→ **Dataset items**
_ _ _ _ _ _ _

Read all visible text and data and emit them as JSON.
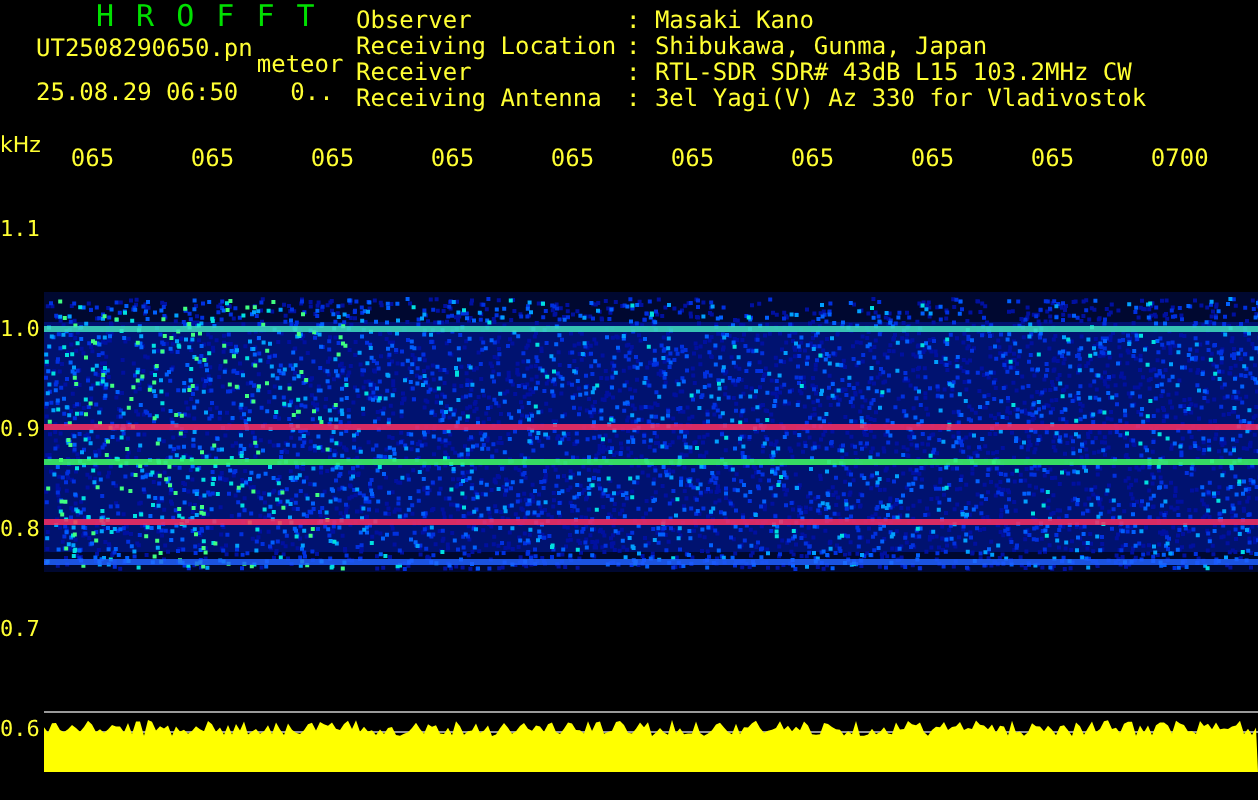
{
  "header": {
    "title": "H R O F F T",
    "file_name": "UT2508290650.pn",
    "mode": "meteor",
    "timestamp": "25.08.29 06:50",
    "count": "0.."
  },
  "station_info": [
    {
      "label": "Observer",
      "value": ": Masaki Kano"
    },
    {
      "label": "Receiving Location",
      "value": ": Shibukawa, Gunma, Japan"
    },
    {
      "label": "Receiver",
      "value": ": RTL-SDR SDR# 43dB L15 103.2MHz CW"
    },
    {
      "label": "Receiving Antenna",
      "value": ": 3el Yagi(V) Az 330 for Vladivostok"
    }
  ],
  "x_axis": {
    "unit": "kHz",
    "labels": [
      "065",
      "065",
      "065",
      "065",
      "065",
      "065",
      "065",
      "065",
      "065",
      "0700"
    ]
  },
  "y_axis": {
    "labels": [
      "1.1",
      "1.0",
      "0.9",
      "0.8",
      "0.7",
      "0.6"
    ]
  }
}
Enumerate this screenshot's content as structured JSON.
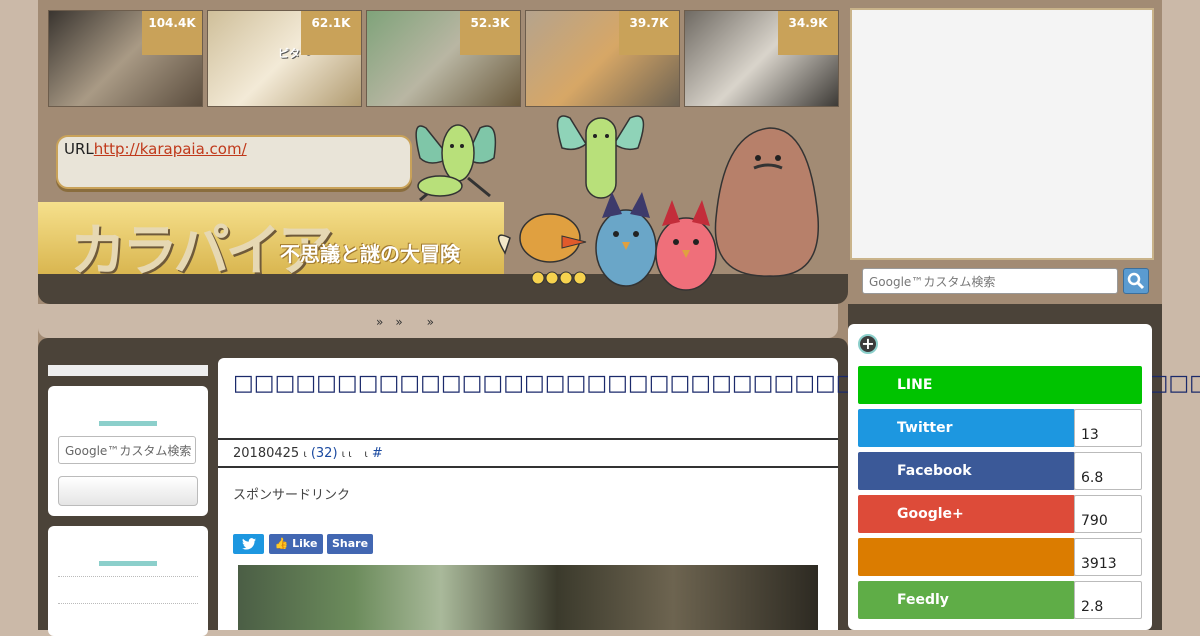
{
  "thumbnails": [
    {
      "count": "104.4K",
      "colors": [
        "#3a3530",
        "#a99a85",
        "#5b4d3e"
      ]
    },
    {
      "count": "62.1K",
      "colors": [
        "#cfbf9a",
        "#f3ead7",
        "#b09a6f"
      ],
      "caption": "ピタ〜"
    },
    {
      "count": "52.3K",
      "colors": [
        "#7fa37a",
        "#b9b6a3",
        "#6b5a3d"
      ]
    },
    {
      "count": "39.7K",
      "colors": [
        "#b5a38d",
        "#d7a766",
        "#6e6353"
      ]
    },
    {
      "count": "34.9K",
      "colors": [
        "#6f6a63",
        "#d9d4cb",
        "#3d3a36"
      ]
    }
  ],
  "header": {
    "url_label": "URL",
    "url_link": "http://karapaia.com/",
    "logo_text": "カラパイア",
    "tagline": "不思議と謎の大冒険"
  },
  "breadcrumb": "»　»　　»",
  "sidebar": {
    "search_placeholder": "Google™カスタム検索"
  },
  "article": {
    "title": "□□□□□□□□□□□□□□□□□□□□□□□□□□□□□□□□□□□□□□□□□□□□□□□□□",
    "date": "20180425",
    "comments": "(32)",
    "hash": "#",
    "sponsor": "スポンサードリンク",
    "buttons": {
      "twitter_icon": "twitter-bird",
      "fb_like": "Like",
      "fb_share": "Share"
    }
  },
  "right": {
    "search_placeholder": "Google™カスタム検索",
    "share_rows": [
      {
        "label": "LINE",
        "count": "",
        "color": "#00c300"
      },
      {
        "label": "Twitter",
        "count": "13",
        "color": "#1d97e0"
      },
      {
        "label": "Facebook",
        "count": "6.8",
        "color": "#3b5998"
      },
      {
        "label": "Google+",
        "count": "790",
        "color": "#dd4b39"
      },
      {
        "label": "",
        "count": "3913",
        "color": "#db7c00"
      },
      {
        "label": "Feedly",
        "count": "2.8",
        "color": "#5fad47"
      }
    ]
  }
}
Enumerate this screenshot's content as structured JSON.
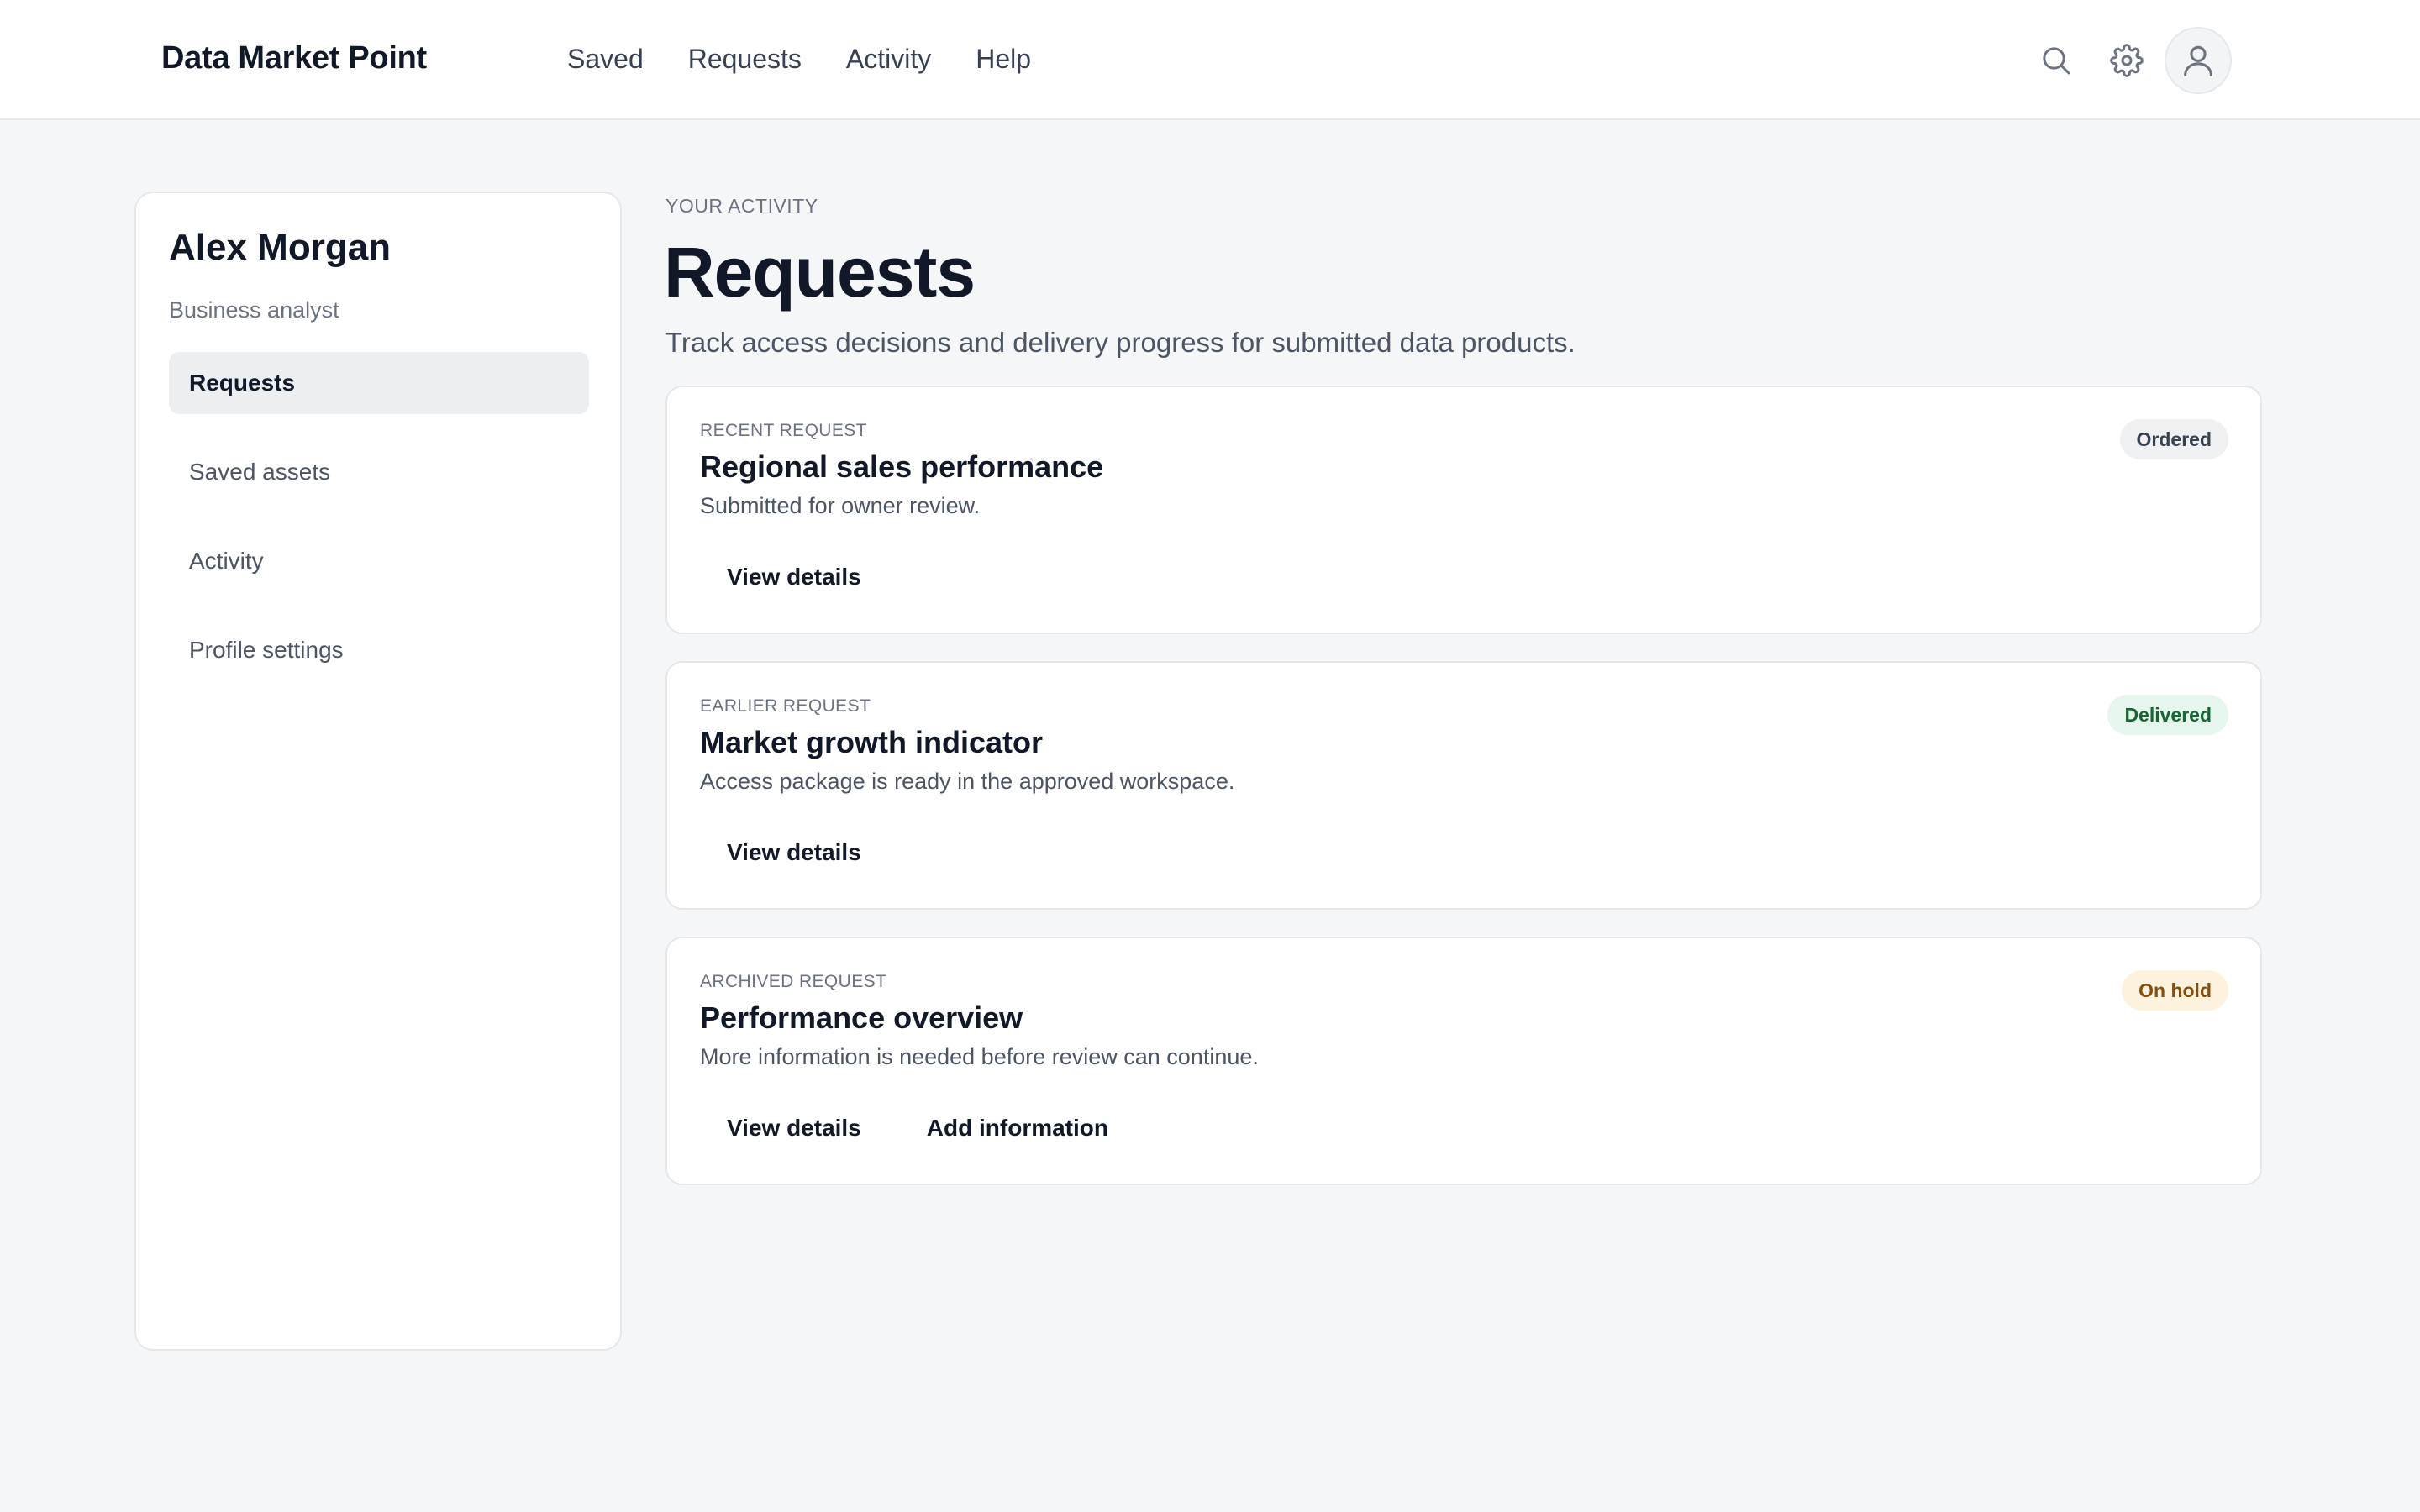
{
  "header": {
    "brand": "Data Market Point",
    "nav": [
      "Saved",
      "Requests",
      "Activity",
      "Help"
    ],
    "icons": [
      "search-icon",
      "gear-icon",
      "user-icon"
    ]
  },
  "sidebar": {
    "user_name": "Alex Morgan",
    "user_role": "Business analyst",
    "items": [
      {
        "label": "Requests",
        "active": true
      },
      {
        "label": "Saved assets",
        "active": false
      },
      {
        "label": "Activity",
        "active": false
      },
      {
        "label": "Profile settings",
        "active": false
      }
    ]
  },
  "main": {
    "eyebrow": "YOUR ACTIVITY",
    "title": "Requests",
    "description": "Track access decisions and delivery progress for submitted data products."
  },
  "cards": [
    {
      "eyebrow": "RECENT REQUEST",
      "title": "Regional sales performance",
      "description": "Submitted for owner review.",
      "status": "Ordered",
      "status_bg": "#eef0f2",
      "status_color": "#374151",
      "actions": [
        "View details"
      ]
    },
    {
      "eyebrow": "EARLIER REQUEST",
      "title": "Market growth indicator",
      "description": "Access package is ready in the approved workspace.",
      "status": "Delivered",
      "status_bg": "#e6f6ec",
      "status_color": "#166534",
      "actions": [
        "View details"
      ]
    },
    {
      "eyebrow": "ARCHIVED REQUEST",
      "title": "Performance overview",
      "description": "More information is needed before review can continue.",
      "status": "On hold",
      "status_bg": "#fdf3dc",
      "status_color": "#854d0e",
      "actions": [
        "View details",
        "Add information"
      ]
    }
  ]
}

_ _ _ _ _ _ _

→ **Written request**
Pictures in the records above are not copied; print everything else exactly.

→ **Final result**
Read all visible text and data and emit them as JSON.
{
  "header": {
    "title": "H R O F F T",
    "file_name": "UT2508290650.pn",
    "mode": "meteor",
    "timestamp": "25.08.29 06:50",
    "count": "0.."
  },
  "station_info": [
    {
      "label": "Observer",
      "value": ": Masaki Kano"
    },
    {
      "label": "Receiving Location",
      "value": ": Shibukawa, Gunma, Japan"
    },
    {
      "label": "Receiver",
      "value": ": RTL-SDR SDR# 43dB L15 103.2MHz CW"
    },
    {
      "label": "Receiving Antenna",
      "value": ": 3el Yagi(V) Az 330 for Vladivostok"
    }
  ],
  "x_axis": {
    "unit": "kHz",
    "labels": [
      "065",
      "065",
      "065",
      "065",
      "065",
      "065",
      "065",
      "065",
      "065",
      "0700"
    ]
  },
  "y_axis": {
    "labels": [
      "1.1",
      "1.0",
      "0.9",
      "0.8",
      "0.7",
      "0.6"
    ]
  }
}
Enumerate this screenshot's content as structured JSON.
{
  "thumbnails": [
    {
      "count": "104.4K",
      "colors": [
        "#3a3530",
        "#a99a85",
        "#5b4d3e"
      ]
    },
    {
      "count": "62.1K",
      "colors": [
        "#cfbf9a",
        "#f3ead7",
        "#b09a6f"
      ],
      "caption": "ピタ〜"
    },
    {
      "count": "52.3K",
      "colors": [
        "#7fa37a",
        "#b9b6a3",
        "#6b5a3d"
      ]
    },
    {
      "count": "39.7K",
      "colors": [
        "#b5a38d",
        "#d7a766",
        "#6e6353"
      ]
    },
    {
      "count": "34.9K",
      "colors": [
        "#6f6a63",
        "#d9d4cb",
        "#3d3a36"
      ]
    }
  ],
  "header": {
    "url_label": "URL",
    "url_link": "http://karapaia.com/",
    "logo_text": "カラパイア",
    "tagline": "不思議と謎の大冒険"
  },
  "breadcrumb": "»　»　　»",
  "sidebar": {
    "search_placeholder": "Google™カスタム検索"
  },
  "article": {
    "title": "□□□□□□□□□□□□□□□□□□□□□□□□□□□□□□□□□□□□□□□□□□□□□□□□□",
    "date": "20180425",
    "comments": "(32)",
    "hash": "#",
    "sponsor": "スポンサードリンク",
    "buttons": {
      "twitter_icon": "twitter-bird",
      "fb_like": "Like",
      "fb_share": "Share"
    }
  },
  "right": {
    "search_placeholder": "Google™カスタム検索",
    "share_rows": [
      {
        "label": "LINE",
        "count": "",
        "color": "#00c300"
      },
      {
        "label": "Twitter",
        "count": "13",
        "color": "#1d97e0"
      },
      {
        "label": "Facebook",
        "count": "6.8",
        "color": "#3b5998"
      },
      {
        "label": "Google+",
        "count": "790",
        "color": "#dd4b39"
      },
      {
        "label": "",
        "count": "3913",
        "color": "#db7c00"
      },
      {
        "label": "Feedly",
        "count": "2.8",
        "color": "#5fad47"
      }
    ]
  }
}
Enumerate this screenshot's content as structured JSON.
{
  "header": {
    "brand": "Data Market Point",
    "nav": [
      "Saved",
      "Requests",
      "Activity",
      "Help"
    ],
    "icons": [
      "search-icon",
      "gear-icon",
      "user-icon"
    ]
  },
  "sidebar": {
    "user_name": "Alex Morgan",
    "user_role": "Business analyst",
    "items": [
      {
        "label": "Requests",
        "active": true
      },
      {
        "label": "Saved assets",
        "active": false
      },
      {
        "label": "Activity",
        "active": false
      },
      {
        "label": "Profile settings",
        "active": false
      }
    ]
  },
  "main": {
    "eyebrow": "YOUR ACTIVITY",
    "title": "Requests",
    "description": "Track access decisions and delivery progress for submitted data products."
  },
  "cards": [
    {
      "eyebrow": "RECENT REQUEST",
      "title": "Regional sales performance",
      "description": "Submitted for owner review.",
      "status": "Ordered",
      "status_bg": "#eef0f2",
      "status_color": "#374151",
      "actions": [
        "View details"
      ]
    },
    {
      "eyebrow": "EARLIER REQUEST",
      "title": "Market growth indicator",
      "description": "Access package is ready in the approved workspace.",
      "status": "Delivered",
      "status_bg": "#e6f6ec",
      "status_color": "#166534",
      "actions": [
        "View details"
      ]
    },
    {
      "eyebrow": "ARCHIVED REQUEST",
      "title": "Performance overview",
      "description": "More information is needed before review can continue.",
      "status": "On hold",
      "status_bg": "#fdf3dc",
      "status_color": "#854d0e",
      "actions": [
        "View details",
        "Add information"
      ]
    }
  ]
}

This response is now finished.